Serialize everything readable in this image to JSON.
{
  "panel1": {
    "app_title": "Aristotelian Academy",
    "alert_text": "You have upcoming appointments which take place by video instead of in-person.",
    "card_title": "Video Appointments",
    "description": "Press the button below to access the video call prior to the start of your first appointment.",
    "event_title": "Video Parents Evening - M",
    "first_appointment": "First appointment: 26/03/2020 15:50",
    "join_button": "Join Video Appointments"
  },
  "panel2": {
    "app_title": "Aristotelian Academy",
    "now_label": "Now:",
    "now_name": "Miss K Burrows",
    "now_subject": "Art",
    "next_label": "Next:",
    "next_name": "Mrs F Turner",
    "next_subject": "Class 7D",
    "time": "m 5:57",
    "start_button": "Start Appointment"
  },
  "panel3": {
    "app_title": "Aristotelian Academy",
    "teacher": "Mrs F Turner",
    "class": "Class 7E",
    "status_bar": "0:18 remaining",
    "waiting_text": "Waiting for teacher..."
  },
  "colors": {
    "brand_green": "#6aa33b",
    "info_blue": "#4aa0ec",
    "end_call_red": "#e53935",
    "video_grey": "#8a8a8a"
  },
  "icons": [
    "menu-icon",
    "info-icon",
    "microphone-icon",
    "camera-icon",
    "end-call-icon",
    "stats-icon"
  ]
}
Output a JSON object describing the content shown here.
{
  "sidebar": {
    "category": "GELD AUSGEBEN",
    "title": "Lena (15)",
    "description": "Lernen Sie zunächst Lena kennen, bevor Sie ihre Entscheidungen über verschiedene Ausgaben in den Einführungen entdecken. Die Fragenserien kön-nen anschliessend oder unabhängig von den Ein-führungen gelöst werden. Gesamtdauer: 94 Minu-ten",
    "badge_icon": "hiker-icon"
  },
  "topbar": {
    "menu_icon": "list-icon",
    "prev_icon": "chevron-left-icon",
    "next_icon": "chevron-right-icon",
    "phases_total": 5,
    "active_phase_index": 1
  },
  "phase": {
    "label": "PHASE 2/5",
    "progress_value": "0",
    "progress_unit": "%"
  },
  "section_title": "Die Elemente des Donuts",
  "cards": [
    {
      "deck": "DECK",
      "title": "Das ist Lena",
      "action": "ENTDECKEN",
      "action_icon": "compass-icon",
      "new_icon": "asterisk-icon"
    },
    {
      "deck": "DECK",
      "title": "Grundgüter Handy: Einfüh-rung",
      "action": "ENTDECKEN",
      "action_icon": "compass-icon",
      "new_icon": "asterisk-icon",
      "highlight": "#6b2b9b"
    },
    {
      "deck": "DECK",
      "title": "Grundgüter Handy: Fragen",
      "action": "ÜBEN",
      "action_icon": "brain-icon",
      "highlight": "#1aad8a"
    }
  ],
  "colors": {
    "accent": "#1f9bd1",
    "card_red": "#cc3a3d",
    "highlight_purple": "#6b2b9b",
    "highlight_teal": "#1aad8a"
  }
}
--
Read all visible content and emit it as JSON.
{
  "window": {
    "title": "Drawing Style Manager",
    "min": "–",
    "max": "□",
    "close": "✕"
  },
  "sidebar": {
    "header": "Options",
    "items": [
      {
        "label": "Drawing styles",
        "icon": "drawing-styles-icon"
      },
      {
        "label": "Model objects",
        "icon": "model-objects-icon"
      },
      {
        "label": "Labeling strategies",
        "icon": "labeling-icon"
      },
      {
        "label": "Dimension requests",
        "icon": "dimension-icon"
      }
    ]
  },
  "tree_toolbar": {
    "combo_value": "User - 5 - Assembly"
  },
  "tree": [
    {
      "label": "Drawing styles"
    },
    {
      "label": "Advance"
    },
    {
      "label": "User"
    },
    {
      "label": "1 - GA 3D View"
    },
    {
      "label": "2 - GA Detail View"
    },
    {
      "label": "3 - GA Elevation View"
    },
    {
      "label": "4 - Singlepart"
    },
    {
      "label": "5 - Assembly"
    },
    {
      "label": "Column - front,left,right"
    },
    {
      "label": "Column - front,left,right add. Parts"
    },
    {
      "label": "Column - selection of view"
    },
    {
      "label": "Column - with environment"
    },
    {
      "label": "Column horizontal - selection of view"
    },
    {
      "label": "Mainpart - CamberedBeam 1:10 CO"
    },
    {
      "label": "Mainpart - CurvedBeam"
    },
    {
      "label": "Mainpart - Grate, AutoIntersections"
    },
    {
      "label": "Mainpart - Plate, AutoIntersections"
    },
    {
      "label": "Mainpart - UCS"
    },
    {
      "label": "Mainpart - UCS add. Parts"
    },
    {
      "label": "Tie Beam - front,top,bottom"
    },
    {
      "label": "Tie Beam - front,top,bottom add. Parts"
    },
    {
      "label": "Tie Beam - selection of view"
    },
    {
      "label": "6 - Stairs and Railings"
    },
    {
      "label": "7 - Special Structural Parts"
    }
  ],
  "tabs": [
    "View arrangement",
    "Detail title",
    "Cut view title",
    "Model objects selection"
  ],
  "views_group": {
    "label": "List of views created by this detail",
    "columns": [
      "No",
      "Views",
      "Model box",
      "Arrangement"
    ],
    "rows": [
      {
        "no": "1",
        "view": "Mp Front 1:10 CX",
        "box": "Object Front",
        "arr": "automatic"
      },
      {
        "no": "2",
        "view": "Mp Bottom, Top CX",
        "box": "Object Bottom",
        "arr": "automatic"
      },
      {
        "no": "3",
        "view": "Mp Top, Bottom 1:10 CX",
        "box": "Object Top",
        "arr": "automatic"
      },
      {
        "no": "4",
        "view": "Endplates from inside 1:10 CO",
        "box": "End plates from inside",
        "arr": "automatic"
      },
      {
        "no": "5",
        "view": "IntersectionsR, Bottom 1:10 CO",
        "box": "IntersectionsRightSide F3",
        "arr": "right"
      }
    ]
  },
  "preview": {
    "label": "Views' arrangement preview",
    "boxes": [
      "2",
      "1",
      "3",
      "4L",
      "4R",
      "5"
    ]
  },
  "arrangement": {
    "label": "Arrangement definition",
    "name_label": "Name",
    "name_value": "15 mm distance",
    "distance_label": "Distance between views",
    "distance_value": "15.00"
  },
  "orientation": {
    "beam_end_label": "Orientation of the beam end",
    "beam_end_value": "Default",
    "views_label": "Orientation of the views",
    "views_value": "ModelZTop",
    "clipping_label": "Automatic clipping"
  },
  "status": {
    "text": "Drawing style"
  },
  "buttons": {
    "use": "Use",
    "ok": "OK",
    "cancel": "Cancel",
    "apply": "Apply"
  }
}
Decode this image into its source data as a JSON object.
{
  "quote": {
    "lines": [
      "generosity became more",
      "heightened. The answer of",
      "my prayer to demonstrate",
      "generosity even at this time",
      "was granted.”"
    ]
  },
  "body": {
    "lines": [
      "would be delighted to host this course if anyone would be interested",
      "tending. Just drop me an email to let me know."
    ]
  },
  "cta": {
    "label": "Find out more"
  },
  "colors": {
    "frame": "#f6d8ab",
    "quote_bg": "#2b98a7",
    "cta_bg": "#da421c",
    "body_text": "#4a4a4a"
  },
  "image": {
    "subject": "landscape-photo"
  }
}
...
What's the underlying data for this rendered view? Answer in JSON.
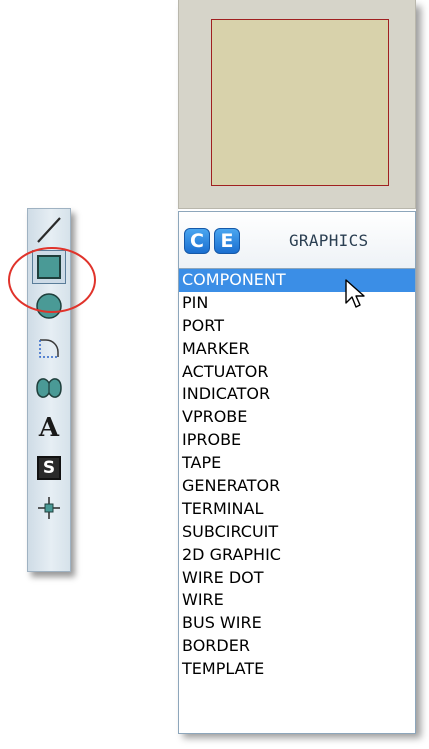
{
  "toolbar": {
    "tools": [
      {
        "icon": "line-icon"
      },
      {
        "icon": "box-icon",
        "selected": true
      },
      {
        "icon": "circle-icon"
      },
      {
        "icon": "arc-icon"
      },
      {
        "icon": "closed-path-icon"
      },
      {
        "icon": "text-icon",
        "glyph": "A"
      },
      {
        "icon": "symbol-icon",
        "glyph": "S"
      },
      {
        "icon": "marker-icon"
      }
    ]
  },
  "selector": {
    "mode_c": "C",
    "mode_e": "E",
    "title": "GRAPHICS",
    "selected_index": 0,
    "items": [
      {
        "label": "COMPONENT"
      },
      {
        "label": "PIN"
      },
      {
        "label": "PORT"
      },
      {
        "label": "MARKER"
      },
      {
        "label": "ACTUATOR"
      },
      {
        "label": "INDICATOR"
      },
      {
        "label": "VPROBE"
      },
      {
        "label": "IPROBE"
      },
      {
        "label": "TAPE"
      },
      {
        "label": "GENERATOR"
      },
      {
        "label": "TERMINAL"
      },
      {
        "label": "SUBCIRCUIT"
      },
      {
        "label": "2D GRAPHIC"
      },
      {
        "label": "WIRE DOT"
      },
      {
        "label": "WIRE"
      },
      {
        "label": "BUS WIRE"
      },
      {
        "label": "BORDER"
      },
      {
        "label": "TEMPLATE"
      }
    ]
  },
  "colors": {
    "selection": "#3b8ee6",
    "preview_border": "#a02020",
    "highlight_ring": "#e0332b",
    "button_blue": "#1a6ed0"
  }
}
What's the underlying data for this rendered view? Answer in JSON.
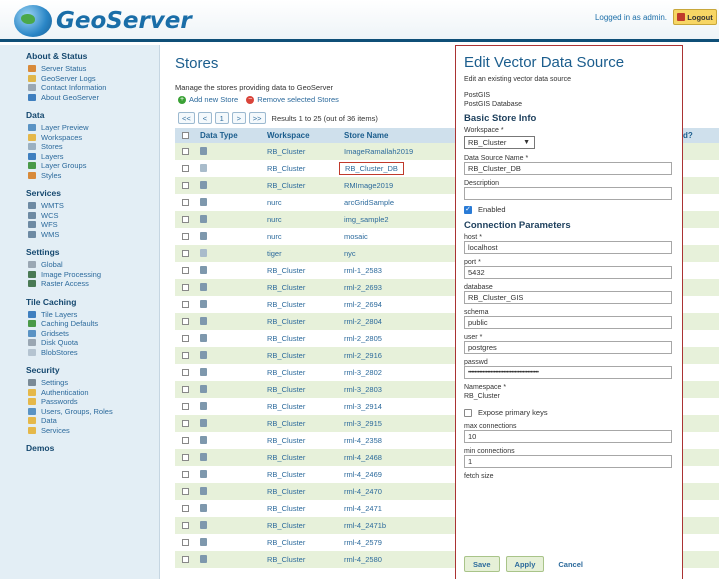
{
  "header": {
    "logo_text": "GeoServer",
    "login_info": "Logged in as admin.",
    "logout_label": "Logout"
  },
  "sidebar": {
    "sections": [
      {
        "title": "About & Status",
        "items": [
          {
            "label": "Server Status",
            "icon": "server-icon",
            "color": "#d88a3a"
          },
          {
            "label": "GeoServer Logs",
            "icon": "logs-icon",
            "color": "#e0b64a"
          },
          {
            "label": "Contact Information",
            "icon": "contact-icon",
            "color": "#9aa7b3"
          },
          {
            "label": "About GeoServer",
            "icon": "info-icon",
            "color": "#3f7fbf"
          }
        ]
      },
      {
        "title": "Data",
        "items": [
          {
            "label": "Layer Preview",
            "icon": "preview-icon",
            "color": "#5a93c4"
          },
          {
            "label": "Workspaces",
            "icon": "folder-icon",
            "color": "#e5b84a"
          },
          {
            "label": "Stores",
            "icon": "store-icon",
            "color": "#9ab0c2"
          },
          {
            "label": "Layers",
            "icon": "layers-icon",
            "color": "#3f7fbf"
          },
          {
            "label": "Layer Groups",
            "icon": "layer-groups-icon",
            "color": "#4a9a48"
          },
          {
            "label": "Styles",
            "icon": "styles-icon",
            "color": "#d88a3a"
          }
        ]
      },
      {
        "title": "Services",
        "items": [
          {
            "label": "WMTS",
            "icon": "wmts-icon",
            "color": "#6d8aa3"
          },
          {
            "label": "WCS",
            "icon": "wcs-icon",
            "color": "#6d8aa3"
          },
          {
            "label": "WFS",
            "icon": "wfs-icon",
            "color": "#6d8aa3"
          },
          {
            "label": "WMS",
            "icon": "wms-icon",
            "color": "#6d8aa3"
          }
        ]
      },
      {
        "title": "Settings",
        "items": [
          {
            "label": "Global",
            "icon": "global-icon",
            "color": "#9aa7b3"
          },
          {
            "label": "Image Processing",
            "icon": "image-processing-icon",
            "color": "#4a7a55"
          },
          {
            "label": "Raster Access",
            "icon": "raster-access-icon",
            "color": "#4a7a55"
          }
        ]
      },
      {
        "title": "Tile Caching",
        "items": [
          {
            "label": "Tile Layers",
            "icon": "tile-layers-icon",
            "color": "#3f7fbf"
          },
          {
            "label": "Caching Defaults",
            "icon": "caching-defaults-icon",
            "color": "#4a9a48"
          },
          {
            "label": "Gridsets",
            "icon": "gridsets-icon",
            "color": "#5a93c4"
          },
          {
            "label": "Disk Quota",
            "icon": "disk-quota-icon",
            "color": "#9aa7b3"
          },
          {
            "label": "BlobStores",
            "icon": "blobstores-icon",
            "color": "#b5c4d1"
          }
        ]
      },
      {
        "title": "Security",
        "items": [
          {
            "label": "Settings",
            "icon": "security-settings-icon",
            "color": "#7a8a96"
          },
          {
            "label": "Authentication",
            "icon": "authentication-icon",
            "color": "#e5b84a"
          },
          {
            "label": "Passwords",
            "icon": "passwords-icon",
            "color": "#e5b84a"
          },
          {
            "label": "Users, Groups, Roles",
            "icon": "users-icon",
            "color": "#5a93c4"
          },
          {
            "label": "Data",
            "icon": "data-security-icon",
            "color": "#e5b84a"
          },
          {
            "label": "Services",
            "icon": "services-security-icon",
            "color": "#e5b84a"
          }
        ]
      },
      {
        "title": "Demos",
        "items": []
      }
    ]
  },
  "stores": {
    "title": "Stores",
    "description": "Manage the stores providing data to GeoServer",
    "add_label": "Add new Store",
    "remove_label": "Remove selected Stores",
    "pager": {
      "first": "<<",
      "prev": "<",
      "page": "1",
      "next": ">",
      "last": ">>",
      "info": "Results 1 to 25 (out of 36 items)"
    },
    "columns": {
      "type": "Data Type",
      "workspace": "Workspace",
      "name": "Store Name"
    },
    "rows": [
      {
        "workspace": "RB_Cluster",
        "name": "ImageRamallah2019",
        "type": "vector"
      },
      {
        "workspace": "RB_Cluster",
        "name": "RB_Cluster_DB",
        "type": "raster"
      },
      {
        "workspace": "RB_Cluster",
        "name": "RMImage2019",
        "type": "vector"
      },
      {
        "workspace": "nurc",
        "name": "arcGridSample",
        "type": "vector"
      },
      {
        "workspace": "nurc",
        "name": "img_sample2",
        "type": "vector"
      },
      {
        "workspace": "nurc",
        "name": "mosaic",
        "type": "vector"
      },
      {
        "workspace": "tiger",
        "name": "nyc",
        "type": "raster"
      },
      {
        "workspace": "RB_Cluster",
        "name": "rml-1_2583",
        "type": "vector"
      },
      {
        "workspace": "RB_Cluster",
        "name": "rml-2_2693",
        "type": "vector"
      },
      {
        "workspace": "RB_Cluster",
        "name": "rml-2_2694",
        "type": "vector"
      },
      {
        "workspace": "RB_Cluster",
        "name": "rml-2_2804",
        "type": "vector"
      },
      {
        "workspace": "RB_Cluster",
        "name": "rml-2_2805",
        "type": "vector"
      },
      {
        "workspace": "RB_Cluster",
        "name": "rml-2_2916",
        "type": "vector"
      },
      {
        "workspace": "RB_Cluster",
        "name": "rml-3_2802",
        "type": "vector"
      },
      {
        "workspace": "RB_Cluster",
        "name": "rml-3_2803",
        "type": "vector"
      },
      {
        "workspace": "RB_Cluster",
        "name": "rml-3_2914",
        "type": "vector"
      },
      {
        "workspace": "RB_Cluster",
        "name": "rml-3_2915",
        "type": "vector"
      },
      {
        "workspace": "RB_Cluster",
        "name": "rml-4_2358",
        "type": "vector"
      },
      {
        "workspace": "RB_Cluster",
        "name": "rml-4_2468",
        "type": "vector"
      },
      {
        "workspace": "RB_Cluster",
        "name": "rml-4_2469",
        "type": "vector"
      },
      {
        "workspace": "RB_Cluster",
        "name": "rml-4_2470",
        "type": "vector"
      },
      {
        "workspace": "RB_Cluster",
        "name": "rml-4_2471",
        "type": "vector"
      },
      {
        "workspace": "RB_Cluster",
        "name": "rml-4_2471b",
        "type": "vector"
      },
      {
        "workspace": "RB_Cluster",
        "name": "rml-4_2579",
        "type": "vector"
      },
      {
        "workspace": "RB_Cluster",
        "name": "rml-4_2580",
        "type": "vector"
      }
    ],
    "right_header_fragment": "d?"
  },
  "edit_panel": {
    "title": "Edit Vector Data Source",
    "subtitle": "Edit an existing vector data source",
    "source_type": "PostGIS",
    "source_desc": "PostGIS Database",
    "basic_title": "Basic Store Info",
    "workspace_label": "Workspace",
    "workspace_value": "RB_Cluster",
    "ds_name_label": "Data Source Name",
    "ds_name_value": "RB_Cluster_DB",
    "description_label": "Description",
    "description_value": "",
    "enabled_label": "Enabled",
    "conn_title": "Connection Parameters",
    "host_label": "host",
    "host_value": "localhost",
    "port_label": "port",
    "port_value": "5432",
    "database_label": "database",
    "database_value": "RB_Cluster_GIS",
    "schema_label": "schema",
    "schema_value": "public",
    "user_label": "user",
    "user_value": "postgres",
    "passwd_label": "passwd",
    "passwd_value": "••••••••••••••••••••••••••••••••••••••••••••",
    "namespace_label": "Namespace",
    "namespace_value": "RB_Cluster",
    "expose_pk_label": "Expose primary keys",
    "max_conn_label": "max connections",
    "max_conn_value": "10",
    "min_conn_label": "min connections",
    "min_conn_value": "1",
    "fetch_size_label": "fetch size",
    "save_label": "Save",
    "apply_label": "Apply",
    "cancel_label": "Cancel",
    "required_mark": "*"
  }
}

_Required task_. Look through the material and say how many lines hold "from". Give the number only.

_Full solution_. 2